◆ WRITTEN EXERCISE
Locate each line holding the string "note" and copy it.
┌──
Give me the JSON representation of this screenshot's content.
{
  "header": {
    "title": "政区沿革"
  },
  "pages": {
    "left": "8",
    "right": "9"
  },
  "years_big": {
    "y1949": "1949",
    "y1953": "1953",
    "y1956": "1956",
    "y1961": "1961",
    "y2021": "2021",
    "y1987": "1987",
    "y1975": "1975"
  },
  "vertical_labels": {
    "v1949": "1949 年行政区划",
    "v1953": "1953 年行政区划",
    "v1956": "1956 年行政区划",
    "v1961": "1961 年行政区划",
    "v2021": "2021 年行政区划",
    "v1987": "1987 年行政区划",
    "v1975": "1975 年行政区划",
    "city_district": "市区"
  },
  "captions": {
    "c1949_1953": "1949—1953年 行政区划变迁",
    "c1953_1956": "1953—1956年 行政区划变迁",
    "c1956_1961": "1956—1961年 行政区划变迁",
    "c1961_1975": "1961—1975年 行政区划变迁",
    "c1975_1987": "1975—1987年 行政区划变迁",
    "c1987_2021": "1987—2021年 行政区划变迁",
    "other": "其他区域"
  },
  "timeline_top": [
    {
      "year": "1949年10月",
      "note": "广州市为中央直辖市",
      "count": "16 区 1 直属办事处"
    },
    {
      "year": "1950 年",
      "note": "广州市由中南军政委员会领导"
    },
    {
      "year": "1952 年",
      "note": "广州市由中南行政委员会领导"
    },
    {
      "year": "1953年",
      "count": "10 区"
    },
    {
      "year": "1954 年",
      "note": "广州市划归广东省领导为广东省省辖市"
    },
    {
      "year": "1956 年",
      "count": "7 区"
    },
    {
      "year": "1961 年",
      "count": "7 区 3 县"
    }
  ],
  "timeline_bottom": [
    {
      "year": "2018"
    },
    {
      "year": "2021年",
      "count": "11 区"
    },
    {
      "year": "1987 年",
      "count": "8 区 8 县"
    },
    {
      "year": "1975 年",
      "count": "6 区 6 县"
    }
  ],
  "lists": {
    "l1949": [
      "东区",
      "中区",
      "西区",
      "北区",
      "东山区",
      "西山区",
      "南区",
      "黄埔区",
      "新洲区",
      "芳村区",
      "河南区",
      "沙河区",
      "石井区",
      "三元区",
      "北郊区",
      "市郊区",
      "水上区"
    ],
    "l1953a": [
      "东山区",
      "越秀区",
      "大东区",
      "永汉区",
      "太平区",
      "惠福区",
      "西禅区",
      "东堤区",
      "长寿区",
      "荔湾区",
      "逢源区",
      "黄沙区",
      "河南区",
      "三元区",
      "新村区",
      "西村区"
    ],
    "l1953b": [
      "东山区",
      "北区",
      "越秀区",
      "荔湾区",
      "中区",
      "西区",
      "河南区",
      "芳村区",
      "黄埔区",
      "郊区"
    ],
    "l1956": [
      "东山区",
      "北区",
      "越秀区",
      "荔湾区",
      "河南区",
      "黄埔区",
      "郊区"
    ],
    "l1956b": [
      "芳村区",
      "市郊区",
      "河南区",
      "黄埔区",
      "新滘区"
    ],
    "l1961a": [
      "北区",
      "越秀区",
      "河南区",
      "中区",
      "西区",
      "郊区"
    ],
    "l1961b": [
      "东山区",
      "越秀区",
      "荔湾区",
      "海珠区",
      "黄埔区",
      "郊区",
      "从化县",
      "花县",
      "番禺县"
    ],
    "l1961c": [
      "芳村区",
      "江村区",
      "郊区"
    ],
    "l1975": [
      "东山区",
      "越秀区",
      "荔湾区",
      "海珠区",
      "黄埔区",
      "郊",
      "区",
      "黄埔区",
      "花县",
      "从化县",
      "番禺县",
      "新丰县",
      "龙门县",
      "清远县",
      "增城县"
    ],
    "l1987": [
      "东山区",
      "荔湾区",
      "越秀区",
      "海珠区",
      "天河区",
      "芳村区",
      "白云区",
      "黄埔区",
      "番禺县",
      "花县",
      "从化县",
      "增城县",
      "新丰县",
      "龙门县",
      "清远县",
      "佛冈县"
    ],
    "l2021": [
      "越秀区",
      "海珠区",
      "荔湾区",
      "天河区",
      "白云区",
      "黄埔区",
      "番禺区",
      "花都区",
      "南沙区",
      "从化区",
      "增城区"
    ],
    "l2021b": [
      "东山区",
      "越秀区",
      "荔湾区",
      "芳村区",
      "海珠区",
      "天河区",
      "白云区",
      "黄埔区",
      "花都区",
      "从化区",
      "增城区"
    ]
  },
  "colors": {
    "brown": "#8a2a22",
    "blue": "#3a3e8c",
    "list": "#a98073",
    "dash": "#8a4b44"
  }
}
└──
◆ RESPONSE TO THIS EXERCISE
      "note": "广州市为中央直辖市",
      "note": "广州市由中南军政委员会领导"
      "note": "广州市由中南行政委员会领导"
      "note": "广州市划归广东省领导为广东省省辖市"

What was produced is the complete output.